▶ THE RECORDS

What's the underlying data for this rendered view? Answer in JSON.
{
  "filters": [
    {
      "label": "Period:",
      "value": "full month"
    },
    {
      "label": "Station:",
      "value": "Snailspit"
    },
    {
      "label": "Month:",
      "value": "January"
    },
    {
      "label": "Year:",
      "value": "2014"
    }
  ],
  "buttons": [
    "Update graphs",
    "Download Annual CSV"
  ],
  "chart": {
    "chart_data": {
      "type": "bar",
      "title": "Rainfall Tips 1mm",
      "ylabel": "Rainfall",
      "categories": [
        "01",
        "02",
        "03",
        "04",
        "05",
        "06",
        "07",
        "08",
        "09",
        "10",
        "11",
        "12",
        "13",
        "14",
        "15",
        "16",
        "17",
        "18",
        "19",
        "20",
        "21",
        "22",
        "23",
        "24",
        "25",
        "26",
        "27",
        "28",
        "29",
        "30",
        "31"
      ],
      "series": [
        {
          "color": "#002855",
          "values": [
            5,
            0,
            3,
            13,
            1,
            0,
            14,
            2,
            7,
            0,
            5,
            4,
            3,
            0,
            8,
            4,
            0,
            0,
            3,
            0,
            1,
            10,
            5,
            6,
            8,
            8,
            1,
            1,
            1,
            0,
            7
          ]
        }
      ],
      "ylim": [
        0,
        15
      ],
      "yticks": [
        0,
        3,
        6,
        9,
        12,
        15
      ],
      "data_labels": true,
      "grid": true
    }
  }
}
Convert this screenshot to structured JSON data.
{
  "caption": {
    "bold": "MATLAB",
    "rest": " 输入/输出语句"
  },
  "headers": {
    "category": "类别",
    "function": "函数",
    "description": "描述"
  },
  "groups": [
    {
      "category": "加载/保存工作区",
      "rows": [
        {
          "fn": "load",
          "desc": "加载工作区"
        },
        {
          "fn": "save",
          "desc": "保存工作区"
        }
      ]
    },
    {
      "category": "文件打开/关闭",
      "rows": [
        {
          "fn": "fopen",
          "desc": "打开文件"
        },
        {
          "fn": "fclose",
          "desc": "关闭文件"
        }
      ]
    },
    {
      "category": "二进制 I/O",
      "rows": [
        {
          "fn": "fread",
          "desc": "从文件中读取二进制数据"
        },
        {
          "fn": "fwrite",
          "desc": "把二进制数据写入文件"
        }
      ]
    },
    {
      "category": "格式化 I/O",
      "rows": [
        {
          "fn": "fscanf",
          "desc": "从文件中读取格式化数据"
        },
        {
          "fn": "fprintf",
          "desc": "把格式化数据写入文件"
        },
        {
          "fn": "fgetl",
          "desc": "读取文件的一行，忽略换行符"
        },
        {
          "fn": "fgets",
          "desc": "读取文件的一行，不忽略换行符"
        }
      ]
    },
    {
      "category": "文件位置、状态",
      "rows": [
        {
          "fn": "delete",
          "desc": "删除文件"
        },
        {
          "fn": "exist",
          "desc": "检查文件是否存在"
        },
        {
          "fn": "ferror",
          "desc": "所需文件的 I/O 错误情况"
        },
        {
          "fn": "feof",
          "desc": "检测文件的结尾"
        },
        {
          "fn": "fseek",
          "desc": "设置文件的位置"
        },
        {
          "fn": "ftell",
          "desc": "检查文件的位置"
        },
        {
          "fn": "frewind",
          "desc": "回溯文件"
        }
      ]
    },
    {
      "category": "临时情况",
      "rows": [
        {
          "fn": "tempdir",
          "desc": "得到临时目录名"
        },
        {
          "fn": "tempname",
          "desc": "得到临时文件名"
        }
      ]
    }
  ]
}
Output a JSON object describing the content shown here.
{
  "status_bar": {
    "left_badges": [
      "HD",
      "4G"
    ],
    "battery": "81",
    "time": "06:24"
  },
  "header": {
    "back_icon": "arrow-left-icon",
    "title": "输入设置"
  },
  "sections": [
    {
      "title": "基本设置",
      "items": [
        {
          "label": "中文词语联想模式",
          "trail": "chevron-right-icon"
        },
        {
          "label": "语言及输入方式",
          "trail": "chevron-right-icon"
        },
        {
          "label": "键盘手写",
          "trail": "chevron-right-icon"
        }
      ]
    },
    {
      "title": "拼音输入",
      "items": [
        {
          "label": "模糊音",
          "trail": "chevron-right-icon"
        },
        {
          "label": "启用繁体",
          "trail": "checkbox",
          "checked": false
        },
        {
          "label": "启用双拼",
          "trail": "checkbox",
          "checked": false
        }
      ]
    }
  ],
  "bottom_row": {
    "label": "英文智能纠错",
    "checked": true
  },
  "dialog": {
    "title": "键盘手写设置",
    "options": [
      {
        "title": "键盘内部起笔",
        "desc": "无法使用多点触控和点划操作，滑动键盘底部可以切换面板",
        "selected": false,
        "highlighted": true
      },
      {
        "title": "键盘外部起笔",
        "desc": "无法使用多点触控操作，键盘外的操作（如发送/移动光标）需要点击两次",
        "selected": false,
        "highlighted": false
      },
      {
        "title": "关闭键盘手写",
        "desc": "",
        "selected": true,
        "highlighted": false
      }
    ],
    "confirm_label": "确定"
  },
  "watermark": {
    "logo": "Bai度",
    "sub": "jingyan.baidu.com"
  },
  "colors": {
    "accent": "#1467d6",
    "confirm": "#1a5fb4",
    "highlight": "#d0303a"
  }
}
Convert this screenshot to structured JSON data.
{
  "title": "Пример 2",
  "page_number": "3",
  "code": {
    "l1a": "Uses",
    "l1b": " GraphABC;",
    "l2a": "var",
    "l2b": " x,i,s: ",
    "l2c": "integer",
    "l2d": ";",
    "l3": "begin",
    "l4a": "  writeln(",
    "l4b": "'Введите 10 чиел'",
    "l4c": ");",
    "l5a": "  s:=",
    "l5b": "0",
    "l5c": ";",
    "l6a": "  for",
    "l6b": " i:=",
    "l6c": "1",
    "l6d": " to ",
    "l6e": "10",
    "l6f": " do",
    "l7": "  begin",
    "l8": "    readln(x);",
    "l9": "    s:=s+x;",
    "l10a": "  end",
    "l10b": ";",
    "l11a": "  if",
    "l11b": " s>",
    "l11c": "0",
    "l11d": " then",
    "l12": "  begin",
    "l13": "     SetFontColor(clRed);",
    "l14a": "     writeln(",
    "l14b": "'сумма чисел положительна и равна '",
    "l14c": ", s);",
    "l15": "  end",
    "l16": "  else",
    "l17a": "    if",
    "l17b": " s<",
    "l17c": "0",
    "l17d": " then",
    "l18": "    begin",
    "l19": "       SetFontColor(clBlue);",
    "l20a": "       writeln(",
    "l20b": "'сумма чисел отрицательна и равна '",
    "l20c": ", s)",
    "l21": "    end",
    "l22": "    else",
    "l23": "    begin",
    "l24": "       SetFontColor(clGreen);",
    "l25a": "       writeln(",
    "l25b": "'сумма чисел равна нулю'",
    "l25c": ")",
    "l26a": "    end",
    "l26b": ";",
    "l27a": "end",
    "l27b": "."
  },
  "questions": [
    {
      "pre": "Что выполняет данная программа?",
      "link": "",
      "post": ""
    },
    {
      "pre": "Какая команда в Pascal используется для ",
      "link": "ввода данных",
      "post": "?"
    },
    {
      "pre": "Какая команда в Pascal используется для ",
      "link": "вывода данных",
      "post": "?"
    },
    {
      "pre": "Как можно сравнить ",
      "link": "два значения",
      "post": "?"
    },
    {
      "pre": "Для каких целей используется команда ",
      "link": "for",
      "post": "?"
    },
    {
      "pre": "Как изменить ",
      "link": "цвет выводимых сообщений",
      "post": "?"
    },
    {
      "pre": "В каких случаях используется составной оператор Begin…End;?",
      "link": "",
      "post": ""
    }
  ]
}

▶ WHAT THIS TASK INVOLVES
Output the records exactly, including every line.

▶ EXERCISE SOLUTION
What's the underlying data for this rendered view? Answer in JSON.
{
  "filters": [
    {
      "label": "Period:",
      "value": "full month"
    },
    {
      "label": "Station:",
      "value": "Snailspit"
    },
    {
      "label": "Month:",
      "value": "January"
    },
    {
      "label": "Year:",
      "value": "2014"
    }
  ],
  "buttons": [
    "Update graphs",
    "Download Annual CSV"
  ],
  "chart": {
    "chart_data": {
      "type": "bar",
      "title": "Rainfall Tips 1mm",
      "ylabel": "Rainfall",
      "categories": [
        "01",
        "02",
        "03",
        "04",
        "05",
        "06",
        "07",
        "08",
        "09",
        "10",
        "11",
        "12",
        "13",
        "14",
        "15",
        "16",
        "17",
        "18",
        "19",
        "20",
        "21",
        "22",
        "23",
        "24",
        "25",
        "26",
        "27",
        "28",
        "29",
        "30",
        "31"
      ],
      "series": [
        {
          "color": "#002855",
          "values": [
            5,
            0,
            3,
            13,
            1,
            0,
            14,
            2,
            7,
            0,
            5,
            4,
            3,
            0,
            8,
            4,
            0,
            0,
            3,
            0,
            1,
            10,
            5,
            6,
            8,
            8,
            1,
            1,
            1,
            0,
            7
          ]
        }
      ],
      "ylim": [
        0,
        15
      ],
      "yticks": [
        0,
        3,
        6,
        9,
        12,
        15
      ],
      "data_labels": true,
      "grid": true
    }
  }
}
Convert this screenshot to structured JSON data.
{
  "caption": {
    "bold": "MATLAB",
    "rest": " 输入/输出语句"
  },
  "headers": {
    "category": "类别",
    "function": "函数",
    "description": "描述"
  },
  "groups": [
    {
      "category": "加载/保存工作区",
      "rows": [
        {
          "fn": "load",
          "desc": "加载工作区"
        },
        {
          "fn": "save",
          "desc": "保存工作区"
        }
      ]
    },
    {
      "category": "文件打开/关闭",
      "rows": [
        {
          "fn": "fopen",
          "desc": "打开文件"
        },
        {
          "fn": "fclose",
          "desc": "关闭文件"
        }
      ]
    },
    {
      "category": "二进制 I/O",
      "rows": [
        {
          "fn": "fread",
          "desc": "从文件中读取二进制数据"
        },
        {
          "fn": "fwrite",
          "desc": "把二进制数据写入文件"
        }
      ]
    },
    {
      "category": "格式化 I/O",
      "rows": [
        {
          "fn": "fscanf",
          "desc": "从文件中读取格式化数据"
        },
        {
          "fn": "fprintf",
          "desc": "把格式化数据写入文件"
        },
        {
          "fn": "fgetl",
          "desc": "读取文件的一行，忽略换行符"
        },
        {
          "fn": "fgets",
          "desc": "读取文件的一行，不忽略换行符"
        }
      ]
    },
    {
      "category": "文件位置、状态",
      "rows": [
        {
          "fn": "delete",
          "desc": "删除文件"
        },
        {
          "fn": "exist",
          "desc": "检查文件是否存在"
        },
        {
          "fn": "ferror",
          "desc": "所需文件的 I/O 错误情况"
        },
        {
          "fn": "feof",
          "desc": "检测文件的结尾"
        },
        {
          "fn": "fseek",
          "desc": "设置文件的位置"
        },
        {
          "fn": "ftell",
          "desc": "检查文件的位置"
        },
        {
          "fn": "frewind",
          "desc": "回溯文件"
        }
      ]
    },
    {
      "category": "临时情况",
      "rows": [
        {
          "fn": "tempdir",
          "desc": "得到临时目录名"
        },
        {
          "fn": "tempname",
          "desc": "得到临时文件名"
        }
      ]
    }
  ]
}
Output a JSON object describing the content shown here.
{
  "status_bar": {
    "left_badges": [
      "HD",
      "4G"
    ],
    "battery": "81",
    "time": "06:24"
  },
  "header": {
    "back_icon": "arrow-left-icon",
    "title": "输入设置"
  },
  "sections": [
    {
      "title": "基本设置",
      "items": [
        {
          "label": "中文词语联想模式",
          "trail": "chevron-right-icon"
        },
        {
          "label": "语言及输入方式",
          "trail": "chevron-right-icon"
        },
        {
          "label": "键盘手写",
          "trail": "chevron-right-icon"
        }
      ]
    },
    {
      "title": "拼音输入",
      "items": [
        {
          "label": "模糊音",
          "trail": "chevron-right-icon"
        },
        {
          "label": "启用繁体",
          "trail": "checkbox",
          "checked": false
        },
        {
          "label": "启用双拼",
          "trail": "checkbox",
          "checked": false
        }
      ]
    }
  ],
  "bottom_row": {
    "label": "英文智能纠错",
    "checked": true
  },
  "dialog": {
    "title": "键盘手写设置",
    "options": [
      {
        "title": "键盘内部起笔",
        "desc": "无法使用多点触控和点划操作，滑动键盘底部可以切换面板",
        "selected": false,
        "highlighted": true
      },
      {
        "title": "键盘外部起笔",
        "desc": "无法使用多点触控操作，键盘外的操作（如发送/移动光标）需要点击两次",
        "selected": false,
        "highlighted": false
      },
      {
        "title": "关闭键盘手写",
        "desc": "",
        "selected": true,
        "highlighted": false
      }
    ],
    "confirm_label": "确定"
  },
  "watermark": {
    "logo": "Bai度",
    "sub": "jingyan.baidu.com"
  },
  "colors": {
    "accent": "#1467d6",
    "confirm": "#1a5fb4",
    "highlight": "#d0303a"
  }
}
Convert this screenshot to structured JSON data.
{
  "title": "Пример 2",
  "page_number": "3",
  "code": {
    "l1a": "Uses",
    "l1b": " GraphABC;",
    "l2a": "var",
    "l2b": " x,i,s: ",
    "l2c": "integer",
    "l2d": ";",
    "l3": "begin",
    "l4a": "  writeln(",
    "l4b": "'Введите 10 чиел'",
    "l4c": ");",
    "l5a": "  s:=",
    "l5b": "0",
    "l5c": ";",
    "l6a": "  for",
    "l6b": " i:=",
    "l6c": "1",
    "l6d": " to ",
    "l6e": "10",
    "l6f": " do",
    "l7": "  begin",
    "l8": "    readln(x);",
    "l9": "    s:=s+x;",
    "l10a": "  end",
    "l10b": ";",
    "l11a": "  if",
    "l11b": " s>",
    "l11c": "0",
    "l11d": " then",
    "l12": "  begin",
    "l13": "     SetFontColor(clRed);",
    "l14a": "     writeln(",
    "l14b": "'сумма чисел положительна и равна '",
    "l14c": ", s);",
    "l15": "  end",
    "l16": "  else",
    "l17a": "    if",
    "l17b": " s<",
    "l17c": "0",
    "l17d": " then",
    "l18": "    begin",
    "l19": "       SetFontColor(clBlue);",
    "l20a": "       writeln(",
    "l20b": "'сумма чисел отрицательна и равна '",
    "l20c": ", s)",
    "l21": "    end",
    "l22": "    else",
    "l23": "    begin",
    "l24": "       SetFontColor(clGreen);",
    "l25a": "       writeln(",
    "l25b": "'сумма чисел равна нулю'",
    "l25c": ")",
    "l26a": "    end",
    "l26b": ";",
    "l27a": "end",
    "l27b": "."
  },
  "questions": [
    {
      "pre": "Что выполняет данная программа?",
      "link": "",
      "post": ""
    },
    {
      "pre": "Какая команда в Pascal используется для ",
      "link": "ввода данных",
      "post": "?"
    },
    {
      "pre": "Какая команда в Pascal используется для ",
      "link": "вывода данных",
      "post": "?"
    },
    {
      "pre": "Как можно сравнить ",
      "link": "два значения",
      "post": "?"
    },
    {
      "pre": "Для каких целей используется команда ",
      "link": "for",
      "post": "?"
    },
    {
      "pre": "Как изменить ",
      "link": "цвет выводимых сообщений",
      "post": "?"
    },
    {
      "pre": "В каких случаях используется составной оператор Begin…End;?",
      "link": "",
      "post": ""
    }
  ]
}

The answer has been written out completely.